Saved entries
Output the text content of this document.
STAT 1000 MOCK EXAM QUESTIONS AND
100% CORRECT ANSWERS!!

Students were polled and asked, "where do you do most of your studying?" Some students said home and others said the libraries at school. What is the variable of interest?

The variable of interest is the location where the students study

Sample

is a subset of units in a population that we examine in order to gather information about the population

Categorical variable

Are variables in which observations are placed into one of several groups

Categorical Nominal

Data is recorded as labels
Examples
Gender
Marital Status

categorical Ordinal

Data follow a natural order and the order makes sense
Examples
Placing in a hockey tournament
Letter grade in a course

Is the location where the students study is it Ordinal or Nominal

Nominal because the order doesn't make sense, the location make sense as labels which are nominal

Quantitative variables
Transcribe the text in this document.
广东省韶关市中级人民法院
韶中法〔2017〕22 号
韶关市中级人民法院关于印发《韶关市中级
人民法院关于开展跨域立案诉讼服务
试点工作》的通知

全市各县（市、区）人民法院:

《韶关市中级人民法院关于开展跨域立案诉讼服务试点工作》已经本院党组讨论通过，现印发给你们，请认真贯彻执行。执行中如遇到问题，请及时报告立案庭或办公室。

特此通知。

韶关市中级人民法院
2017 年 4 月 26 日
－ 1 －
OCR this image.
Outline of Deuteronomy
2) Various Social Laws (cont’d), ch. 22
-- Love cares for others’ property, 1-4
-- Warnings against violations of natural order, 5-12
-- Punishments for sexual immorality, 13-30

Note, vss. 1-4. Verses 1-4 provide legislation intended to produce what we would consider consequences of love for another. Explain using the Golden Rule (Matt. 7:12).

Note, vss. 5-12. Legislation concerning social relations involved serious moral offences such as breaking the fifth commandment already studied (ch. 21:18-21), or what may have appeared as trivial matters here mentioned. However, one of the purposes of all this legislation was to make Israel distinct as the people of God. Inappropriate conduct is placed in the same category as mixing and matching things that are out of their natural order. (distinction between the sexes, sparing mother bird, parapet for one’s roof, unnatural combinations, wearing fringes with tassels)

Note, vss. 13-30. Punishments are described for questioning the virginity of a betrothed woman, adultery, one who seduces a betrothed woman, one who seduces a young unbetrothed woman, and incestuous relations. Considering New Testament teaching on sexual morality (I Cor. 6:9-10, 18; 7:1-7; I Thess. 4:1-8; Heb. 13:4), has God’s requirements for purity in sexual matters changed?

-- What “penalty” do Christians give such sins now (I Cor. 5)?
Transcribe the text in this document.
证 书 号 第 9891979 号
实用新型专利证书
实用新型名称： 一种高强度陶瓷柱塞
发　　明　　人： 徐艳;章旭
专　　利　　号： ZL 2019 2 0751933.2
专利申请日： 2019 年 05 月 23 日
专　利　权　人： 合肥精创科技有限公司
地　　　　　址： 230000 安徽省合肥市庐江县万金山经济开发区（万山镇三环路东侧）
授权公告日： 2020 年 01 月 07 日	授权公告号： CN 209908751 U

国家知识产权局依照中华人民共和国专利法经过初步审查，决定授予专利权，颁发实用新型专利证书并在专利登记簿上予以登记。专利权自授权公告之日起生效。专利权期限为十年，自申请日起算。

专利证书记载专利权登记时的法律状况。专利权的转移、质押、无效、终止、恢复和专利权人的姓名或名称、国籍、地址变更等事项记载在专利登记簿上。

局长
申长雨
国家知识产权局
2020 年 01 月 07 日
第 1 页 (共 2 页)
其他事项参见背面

## WHAT THIS TASK INVOLVES:
Copy every line in the records above that contains the word "where".

## FINISHED TASK:
Students were polled and asked, "where do you do most of your studying?" Some students said home and others said the libraries at school. What is the variable of interest?
The variable of interest is the location where the students study
Is the location where the students study is it Ordinal or Nominal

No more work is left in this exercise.